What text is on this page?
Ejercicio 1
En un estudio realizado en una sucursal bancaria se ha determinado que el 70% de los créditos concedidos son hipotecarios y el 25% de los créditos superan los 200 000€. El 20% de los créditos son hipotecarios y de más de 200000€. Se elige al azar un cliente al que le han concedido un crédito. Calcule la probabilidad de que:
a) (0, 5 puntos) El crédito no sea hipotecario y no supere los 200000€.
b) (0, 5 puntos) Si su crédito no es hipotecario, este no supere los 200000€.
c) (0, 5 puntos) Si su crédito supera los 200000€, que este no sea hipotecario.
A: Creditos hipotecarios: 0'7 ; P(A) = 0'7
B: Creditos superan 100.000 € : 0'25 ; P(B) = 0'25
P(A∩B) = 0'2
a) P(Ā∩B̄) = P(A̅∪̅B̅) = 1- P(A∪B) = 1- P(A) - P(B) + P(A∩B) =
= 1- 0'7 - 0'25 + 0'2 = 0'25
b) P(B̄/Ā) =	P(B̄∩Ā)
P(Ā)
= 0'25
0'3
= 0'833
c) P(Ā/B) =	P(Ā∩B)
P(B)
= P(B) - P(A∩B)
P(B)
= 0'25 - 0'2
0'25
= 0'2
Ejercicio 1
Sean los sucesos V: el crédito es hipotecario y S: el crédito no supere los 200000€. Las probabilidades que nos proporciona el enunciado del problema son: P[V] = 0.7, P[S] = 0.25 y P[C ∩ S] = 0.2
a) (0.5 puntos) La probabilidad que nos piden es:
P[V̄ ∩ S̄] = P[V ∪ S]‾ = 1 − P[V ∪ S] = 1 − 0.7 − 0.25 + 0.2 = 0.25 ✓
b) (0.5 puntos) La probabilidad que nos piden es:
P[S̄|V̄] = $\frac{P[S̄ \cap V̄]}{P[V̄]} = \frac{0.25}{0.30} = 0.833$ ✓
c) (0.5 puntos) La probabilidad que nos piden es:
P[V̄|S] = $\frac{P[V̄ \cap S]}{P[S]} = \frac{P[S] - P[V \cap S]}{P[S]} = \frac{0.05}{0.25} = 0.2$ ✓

• _Instructions for the task_
Copy out every line of the material above that mentions the word "supere".

• _Answer to this problem_
a) (0, 5 puntos) El crédito no sea hipotecario y no supere los 200000€.
b) (0, 5 puntos) Si su crédito no es hipotecario, este no supere los 200000€.
Sean los sucesos V: el crédito es hipotecario y S: el crédito no supere los 200000€. Las probabilidades que nos proporciona el enunciado del problema son: P[V] = 0.7, P[S] = 0.25 y P[C ∩ S] = 0.2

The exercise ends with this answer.